## Start DATASET
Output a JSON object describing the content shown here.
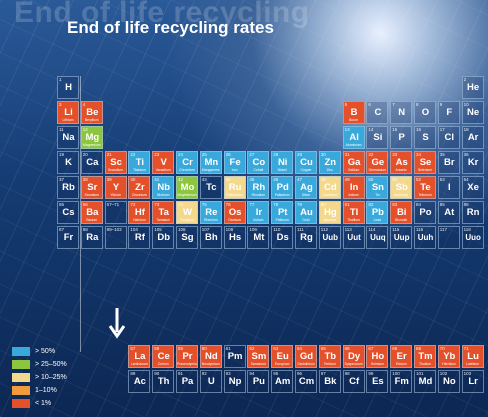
{
  "background_title": "End of life recycling",
  "title": "End of life recycling rates",
  "colors": {
    "none": "transparent",
    "below_1": "#e4502a",
    "1_10": "#f39a3c",
    "10_25": "#f4d88c",
    "25_50": "#8cc63f",
    "above_50": "#39a9dc"
  },
  "legend": [
    {
      "label": "> 50%",
      "cat": 5
    },
    {
      "label": "> 25–50%",
      "cat": 4
    },
    {
      "label": "> 10–25%",
      "cat": 3
    },
    {
      "label": "1–10%",
      "cat": 2
    },
    {
      "label": "< 1%",
      "cat": 1
    }
  ],
  "lanthanide_marker": "57–71",
  "actinide_marker": "89–103",
  "elements": [
    {
      "n": "1",
      "s": "H",
      "name": "",
      "r": 0,
      "c": 0,
      "cat": 0
    },
    {
      "n": "2",
      "s": "He",
      "name": "",
      "r": 0,
      "c": 17,
      "cat": 0
    },
    {
      "n": "3",
      "s": "Li",
      "name": "Lithium",
      "r": 1,
      "c": 0,
      "cat": 1
    },
    {
      "n": "4",
      "s": "Be",
      "name": "Beryllium",
      "r": 1,
      "c": 1,
      "cat": 1
    },
    {
      "n": "5",
      "s": "B",
      "name": "Boron",
      "r": 1,
      "c": 12,
      "cat": 1
    },
    {
      "n": "6",
      "s": "C",
      "name": "",
      "r": 1,
      "c": 13,
      "cat": 0
    },
    {
      "n": "7",
      "s": "N",
      "name": "",
      "r": 1,
      "c": 14,
      "cat": 0
    },
    {
      "n": "8",
      "s": "O",
      "name": "",
      "r": 1,
      "c": 15,
      "cat": 0
    },
    {
      "n": "9",
      "s": "F",
      "name": "",
      "r": 1,
      "c": 16,
      "cat": 0
    },
    {
      "n": "10",
      "s": "Ne",
      "name": "",
      "r": 1,
      "c": 17,
      "cat": 0
    },
    {
      "n": "11",
      "s": "Na",
      "name": "",
      "r": 2,
      "c": 0,
      "cat": 0
    },
    {
      "n": "12",
      "s": "Mg",
      "name": "Magnesium",
      "r": 2,
      "c": 1,
      "cat": 4
    },
    {
      "n": "13",
      "s": "Al",
      "name": "Aluminium",
      "r": 2,
      "c": 12,
      "cat": 5
    },
    {
      "n": "14",
      "s": "Si",
      "name": "",
      "r": 2,
      "c": 13,
      "cat": 0
    },
    {
      "n": "15",
      "s": "P",
      "name": "",
      "r": 2,
      "c": 14,
      "cat": 0
    },
    {
      "n": "16",
      "s": "S",
      "name": "",
      "r": 2,
      "c": 15,
      "cat": 0
    },
    {
      "n": "17",
      "s": "Cl",
      "name": "",
      "r": 2,
      "c": 16,
      "cat": 0
    },
    {
      "n": "18",
      "s": "Ar",
      "name": "",
      "r": 2,
      "c": 17,
      "cat": 0
    },
    {
      "n": "19",
      "s": "K",
      "name": "",
      "r": 3,
      "c": 0,
      "cat": 0
    },
    {
      "n": "20",
      "s": "Ca",
      "name": "",
      "r": 3,
      "c": 1,
      "cat": 0
    },
    {
      "n": "21",
      "s": "Sc",
      "name": "Scandium",
      "r": 3,
      "c": 2,
      "cat": 1
    },
    {
      "n": "22",
      "s": "Ti",
      "name": "Titanium",
      "r": 3,
      "c": 3,
      "cat": 5
    },
    {
      "n": "23",
      "s": "V",
      "name": "Vanadium",
      "r": 3,
      "c": 4,
      "cat": 1
    },
    {
      "n": "24",
      "s": "Cr",
      "name": "Chromium",
      "r": 3,
      "c": 5,
      "cat": 5
    },
    {
      "n": "25",
      "s": "Mn",
      "name": "Manganese",
      "r": 3,
      "c": 6,
      "cat": 5
    },
    {
      "n": "26",
      "s": "Fe",
      "name": "Iron",
      "r": 3,
      "c": 7,
      "cat": 5
    },
    {
      "n": "27",
      "s": "Co",
      "name": "Cobalt",
      "r": 3,
      "c": 8,
      "cat": 5
    },
    {
      "n": "28",
      "s": "Ni",
      "name": "Nickel",
      "r": 3,
      "c": 9,
      "cat": 5
    },
    {
      "n": "29",
      "s": "Cu",
      "name": "Copper",
      "r": 3,
      "c": 10,
      "cat": 5
    },
    {
      "n": "30",
      "s": "Zn",
      "name": "Zinc",
      "r": 3,
      "c": 11,
      "cat": 5
    },
    {
      "n": "31",
      "s": "Ga",
      "name": "Gallium",
      "r": 3,
      "c": 12,
      "cat": 1
    },
    {
      "n": "32",
      "s": "Ge",
      "name": "Germanium",
      "r": 3,
      "c": 13,
      "cat": 1
    },
    {
      "n": "33",
      "s": "As",
      "name": "Arsenic",
      "r": 3,
      "c": 14,
      "cat": 1
    },
    {
      "n": "34",
      "s": "Se",
      "name": "Selenium",
      "r": 3,
      "c": 15,
      "cat": 1
    },
    {
      "n": "35",
      "s": "Br",
      "name": "",
      "r": 3,
      "c": 16,
      "cat": 0
    },
    {
      "n": "36",
      "s": "Kr",
      "name": "",
      "r": 3,
      "c": 17,
      "cat": 0
    },
    {
      "n": "37",
      "s": "Rb",
      "name": "",
      "r": 4,
      "c": 0,
      "cat": 0
    },
    {
      "n": "38",
      "s": "Sr",
      "name": "Strontium",
      "r": 4,
      "c": 1,
      "cat": 1
    },
    {
      "n": "39",
      "s": "Y",
      "name": "Yttrium",
      "r": 4,
      "c": 2,
      "cat": 1
    },
    {
      "n": "40",
      "s": "Zr",
      "name": "Zirconium",
      "r": 4,
      "c": 3,
      "cat": 1
    },
    {
      "n": "41",
      "s": "Nb",
      "name": "Niobium",
      "r": 4,
      "c": 4,
      "cat": 5
    },
    {
      "n": "42",
      "s": "Mo",
      "name": "Molybdenum",
      "r": 4,
      "c": 5,
      "cat": 4
    },
    {
      "n": "43",
      "s": "Tc",
      "name": "",
      "r": 4,
      "c": 6,
      "cat": 0
    },
    {
      "n": "44",
      "s": "Ru",
      "name": "Ruthenium",
      "r": 4,
      "c": 7,
      "cat": 3
    },
    {
      "n": "45",
      "s": "Rh",
      "name": "Rhodium",
      "r": 4,
      "c": 8,
      "cat": 5
    },
    {
      "n": "46",
      "s": "Pd",
      "name": "Palladium",
      "r": 4,
      "c": 9,
      "cat": 5
    },
    {
      "n": "47",
      "s": "Ag",
      "name": "Silver",
      "r": 4,
      "c": 10,
      "cat": 5
    },
    {
      "n": "48",
      "s": "Cd",
      "name": "Cadmium",
      "r": 4,
      "c": 11,
      "cat": 3
    },
    {
      "n": "49",
      "s": "In",
      "name": "Indium",
      "r": 4,
      "c": 12,
      "cat": 1
    },
    {
      "n": "50",
      "s": "Sn",
      "name": "Tin",
      "r": 4,
      "c": 13,
      "cat": 5
    },
    {
      "n": "51",
      "s": "Sb",
      "name": "Antimony",
      "r": 4,
      "c": 14,
      "cat": 3
    },
    {
      "n": "52",
      "s": "Te",
      "name": "Tellurium",
      "r": 4,
      "c": 15,
      "cat": 1
    },
    {
      "n": "53",
      "s": "I",
      "name": "",
      "r": 4,
      "c": 16,
      "cat": 0
    },
    {
      "n": "54",
      "s": "Xe",
      "name": "",
      "r": 4,
      "c": 17,
      "cat": 0
    },
    {
      "n": "55",
      "s": "Cs",
      "name": "",
      "r": 5,
      "c": 0,
      "cat": 0
    },
    {
      "n": "56",
      "s": "Ba",
      "name": "Barium",
      "r": 5,
      "c": 1,
      "cat": 1
    },
    {
      "n": "72",
      "s": "Hf",
      "name": "Hafnium",
      "r": 5,
      "c": 3,
      "cat": 1
    },
    {
      "n": "73",
      "s": "Ta",
      "name": "Tantalum",
      "r": 5,
      "c": 4,
      "cat": 1
    },
    {
      "n": "74",
      "s": "W",
      "name": "Tungsten",
      "r": 5,
      "c": 5,
      "cat": 3
    },
    {
      "n": "75",
      "s": "Re",
      "name": "Rhenium",
      "r": 5,
      "c": 6,
      "cat": 5
    },
    {
      "n": "76",
      "s": "Os",
      "name": "Osmium",
      "r": 5,
      "c": 7,
      "cat": 1
    },
    {
      "n": "77",
      "s": "Ir",
      "name": "Iridium",
      "r": 5,
      "c": 8,
      "cat": 5
    },
    {
      "n": "78",
      "s": "Pt",
      "name": "Platinum",
      "r": 5,
      "c": 9,
      "cat": 5
    },
    {
      "n": "79",
      "s": "Au",
      "name": "Gold",
      "r": 5,
      "c": 10,
      "cat": 5
    },
    {
      "n": "80",
      "s": "Hg",
      "name": "Mercury",
      "r": 5,
      "c": 11,
      "cat": 3
    },
    {
      "n": "81",
      "s": "Tl",
      "name": "Thallium",
      "r": 5,
      "c": 12,
      "cat": 1
    },
    {
      "n": "82",
      "s": "Pb",
      "name": "Lead",
      "r": 5,
      "c": 13,
      "cat": 5
    },
    {
      "n": "83",
      "s": "Bi",
      "name": "Bismuth",
      "r": 5,
      "c": 14,
      "cat": 1
    },
    {
      "n": "84",
      "s": "Po",
      "name": "",
      "r": 5,
      "c": 15,
      "cat": 0
    },
    {
      "n": "85",
      "s": "At",
      "name": "",
      "r": 5,
      "c": 16,
      "cat": 0
    },
    {
      "n": "86",
      "s": "Rn",
      "name": "",
      "r": 5,
      "c": 17,
      "cat": 0
    },
    {
      "n": "87",
      "s": "Fr",
      "name": "",
      "r": 6,
      "c": 0,
      "cat": 0
    },
    {
      "n": "88",
      "s": "Ra",
      "name": "",
      "r": 6,
      "c": 1,
      "cat": 0
    },
    {
      "n": "104",
      "s": "Rf",
      "name": "",
      "r": 6,
      "c": 3,
      "cat": 0
    },
    {
      "n": "105",
      "s": "Db",
      "name": "",
      "r": 6,
      "c": 4,
      "cat": 0
    },
    {
      "n": "106",
      "s": "Sg",
      "name": "",
      "r": 6,
      "c": 5,
      "cat": 0
    },
    {
      "n": "107",
      "s": "Bh",
      "name": "",
      "r": 6,
      "c": 6,
      "cat": 0
    },
    {
      "n": "108",
      "s": "Hs",
      "name": "",
      "r": 6,
      "c": 7,
      "cat": 0
    },
    {
      "n": "109",
      "s": "Mt",
      "name": "",
      "r": 6,
      "c": 8,
      "cat": 0
    },
    {
      "n": "110",
      "s": "Ds",
      "name": "",
      "r": 6,
      "c": 9,
      "cat": 0
    },
    {
      "n": "111",
      "s": "Rg",
      "name": "",
      "r": 6,
      "c": 10,
      "cat": 0
    },
    {
      "n": "112",
      "s": "Uub",
      "name": "",
      "r": 6,
      "c": 11,
      "cat": 0
    },
    {
      "n": "113",
      "s": "Uut",
      "name": "",
      "r": 6,
      "c": 12,
      "cat": 0
    },
    {
      "n": "114",
      "s": "Uuq",
      "name": "",
      "r": 6,
      "c": 13,
      "cat": 0
    },
    {
      "n": "115",
      "s": "Uup",
      "name": "",
      "r": 6,
      "c": 14,
      "cat": 0
    },
    {
      "n": "116",
      "s": "Uuh",
      "name": "",
      "r": 6,
      "c": 15,
      "cat": 0
    },
    {
      "n": "117",
      "s": "",
      "name": "",
      "r": 6,
      "c": 16,
      "cat": 0
    },
    {
      "n": "118",
      "s": "Uuo",
      "name": "",
      "r": 6,
      "c": 17,
      "cat": 0
    },
    {
      "n": "57",
      "s": "La",
      "name": "Lanthanum",
      "r": 8,
      "c": 3,
      "cat": 1
    },
    {
      "n": "58",
      "s": "Ce",
      "name": "Cerium",
      "r": 8,
      "c": 4,
      "cat": 1
    },
    {
      "n": "59",
      "s": "Pr",
      "name": "Praseodymium",
      "r": 8,
      "c": 5,
      "cat": 1
    },
    {
      "n": "60",
      "s": "Nd",
      "name": "Neodymium",
      "r": 8,
      "c": 6,
      "cat": 1
    },
    {
      "n": "61",
      "s": "Pm",
      "name": "",
      "r": 8,
      "c": 7,
      "cat": 0
    },
    {
      "n": "62",
      "s": "Sm",
      "name": "Samarium",
      "r": 8,
      "c": 8,
      "cat": 1
    },
    {
      "n": "63",
      "s": "Eu",
      "name": "Europium",
      "r": 8,
      "c": 9,
      "cat": 1
    },
    {
      "n": "64",
      "s": "Gd",
      "name": "Gadolinium",
      "r": 8,
      "c": 10,
      "cat": 1
    },
    {
      "n": "65",
      "s": "Tb",
      "name": "Terbium",
      "r": 8,
      "c": 11,
      "cat": 1
    },
    {
      "n": "66",
      "s": "Dy",
      "name": "Dysprosium",
      "r": 8,
      "c": 12,
      "cat": 1
    },
    {
      "n": "67",
      "s": "Ho",
      "name": "Holmium",
      "r": 8,
      "c": 13,
      "cat": 1
    },
    {
      "n": "68",
      "s": "Er",
      "name": "Erbium",
      "r": 8,
      "c": 14,
      "cat": 1
    },
    {
      "n": "69",
      "s": "Tm",
      "name": "Thulium",
      "r": 8,
      "c": 15,
      "cat": 1
    },
    {
      "n": "70",
      "s": "Yb",
      "name": "Ytterbium",
      "r": 8,
      "c": 16,
      "cat": 1
    },
    {
      "n": "71",
      "s": "Lu",
      "name": "Lutetium",
      "r": 8,
      "c": 17,
      "cat": 1
    },
    {
      "n": "89",
      "s": "Ac",
      "name": "",
      "r": 9,
      "c": 3,
      "cat": 0
    },
    {
      "n": "90",
      "s": "Th",
      "name": "",
      "r": 9,
      "c": 4,
      "cat": 0
    },
    {
      "n": "91",
      "s": "Pa",
      "name": "",
      "r": 9,
      "c": 5,
      "cat": 0
    },
    {
      "n": "92",
      "s": "U",
      "name": "",
      "r": 9,
      "c": 6,
      "cat": 0
    },
    {
      "n": "93",
      "s": "Np",
      "name": "",
      "r": 9,
      "c": 7,
      "cat": 0
    },
    {
      "n": "94",
      "s": "Pu",
      "name": "",
      "r": 9,
      "c": 8,
      "cat": 0
    },
    {
      "n": "95",
      "s": "Am",
      "name": "",
      "r": 9,
      "c": 9,
      "cat": 0
    },
    {
      "n": "96",
      "s": "Cm",
      "name": "",
      "r": 9,
      "c": 10,
      "cat": 0
    },
    {
      "n": "97",
      "s": "Bk",
      "name": "",
      "r": 9,
      "c": 11,
      "cat": 0
    },
    {
      "n": "98",
      "s": "Cf",
      "name": "",
      "r": 9,
      "c": 12,
      "cat": 0
    },
    {
      "n": "99",
      "s": "Es",
      "name": "",
      "r": 9,
      "c": 13,
      "cat": 0
    },
    {
      "n": "100",
      "s": "Fm",
      "name": "",
      "r": 9,
      "c": 14,
      "cat": 0
    },
    {
      "n": "101",
      "s": "Md",
      "name": "",
      "r": 9,
      "c": 15,
      "cat": 0
    },
    {
      "n": "102",
      "s": "No",
      "name": "",
      "r": 9,
      "c": 16,
      "cat": 0
    },
    {
      "n": "103",
      "s": "Lr",
      "name": "",
      "r": 9,
      "c": 17,
      "cat": 0
    }
  ]
}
## End DATASET
• [REQUIRED TASK]
Select all lines with the word "life" from the entries above.

• [EXERCISE SOLUTION]
  "background_title": "End of life recycling",
  "title": "End of life recycling rates",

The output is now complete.